---------- Listed entries
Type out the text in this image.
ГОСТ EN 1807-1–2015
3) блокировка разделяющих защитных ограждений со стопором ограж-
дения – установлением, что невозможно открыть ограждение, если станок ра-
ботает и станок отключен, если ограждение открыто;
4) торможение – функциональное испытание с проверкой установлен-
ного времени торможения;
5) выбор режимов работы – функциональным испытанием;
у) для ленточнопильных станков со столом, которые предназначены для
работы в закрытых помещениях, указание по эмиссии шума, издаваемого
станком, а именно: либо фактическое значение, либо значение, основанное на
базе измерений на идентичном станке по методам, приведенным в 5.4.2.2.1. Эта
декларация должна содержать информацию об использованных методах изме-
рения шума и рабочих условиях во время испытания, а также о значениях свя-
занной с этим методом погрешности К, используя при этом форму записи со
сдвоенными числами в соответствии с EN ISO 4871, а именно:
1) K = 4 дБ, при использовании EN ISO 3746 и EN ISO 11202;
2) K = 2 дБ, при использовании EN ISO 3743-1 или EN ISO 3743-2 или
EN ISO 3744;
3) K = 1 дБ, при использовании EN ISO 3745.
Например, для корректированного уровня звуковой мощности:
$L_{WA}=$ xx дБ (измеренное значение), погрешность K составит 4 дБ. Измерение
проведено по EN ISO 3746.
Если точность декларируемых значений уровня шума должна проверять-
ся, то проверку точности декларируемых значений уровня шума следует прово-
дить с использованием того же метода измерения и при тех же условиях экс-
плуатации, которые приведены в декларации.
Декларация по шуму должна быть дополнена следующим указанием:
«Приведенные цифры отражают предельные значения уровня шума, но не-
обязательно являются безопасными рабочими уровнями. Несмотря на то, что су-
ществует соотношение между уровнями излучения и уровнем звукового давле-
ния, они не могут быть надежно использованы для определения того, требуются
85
--------------------
---------- Listed entries
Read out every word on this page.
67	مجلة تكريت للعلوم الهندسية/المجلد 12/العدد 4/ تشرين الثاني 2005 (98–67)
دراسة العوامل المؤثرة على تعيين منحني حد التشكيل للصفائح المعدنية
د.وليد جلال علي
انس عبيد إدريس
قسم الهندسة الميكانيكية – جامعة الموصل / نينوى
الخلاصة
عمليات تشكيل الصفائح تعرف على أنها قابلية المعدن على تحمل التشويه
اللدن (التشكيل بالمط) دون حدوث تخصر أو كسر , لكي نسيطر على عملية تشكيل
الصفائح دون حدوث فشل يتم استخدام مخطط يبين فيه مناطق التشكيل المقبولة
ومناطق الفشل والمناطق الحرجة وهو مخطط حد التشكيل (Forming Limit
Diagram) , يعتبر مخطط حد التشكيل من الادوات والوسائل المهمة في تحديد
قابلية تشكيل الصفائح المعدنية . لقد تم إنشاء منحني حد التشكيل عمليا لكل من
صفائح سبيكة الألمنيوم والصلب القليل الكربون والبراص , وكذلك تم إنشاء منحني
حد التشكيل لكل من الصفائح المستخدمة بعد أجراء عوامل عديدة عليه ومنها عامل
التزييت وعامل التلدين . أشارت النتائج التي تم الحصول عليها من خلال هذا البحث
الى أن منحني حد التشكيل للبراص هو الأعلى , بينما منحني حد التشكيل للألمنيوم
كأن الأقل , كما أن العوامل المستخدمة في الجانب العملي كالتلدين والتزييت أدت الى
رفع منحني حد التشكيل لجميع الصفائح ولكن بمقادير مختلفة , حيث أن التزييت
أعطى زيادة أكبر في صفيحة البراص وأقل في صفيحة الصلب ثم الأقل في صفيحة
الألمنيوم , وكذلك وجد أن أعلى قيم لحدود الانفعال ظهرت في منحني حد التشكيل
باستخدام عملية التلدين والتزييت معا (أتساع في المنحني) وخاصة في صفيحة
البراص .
--------------------
◆ Exercise directions
Gather and return every line that holds the string "إنشاء".

◆ Written solution
قابلية تشكيل الصفائح المعدنية . لقد تم إنشاء منحني حد التشكيل عمليا لكل من
صفائح سبيكة الألمنيوم والصلب القليل الكربون والبراص , وكذلك تم إنشاء منحني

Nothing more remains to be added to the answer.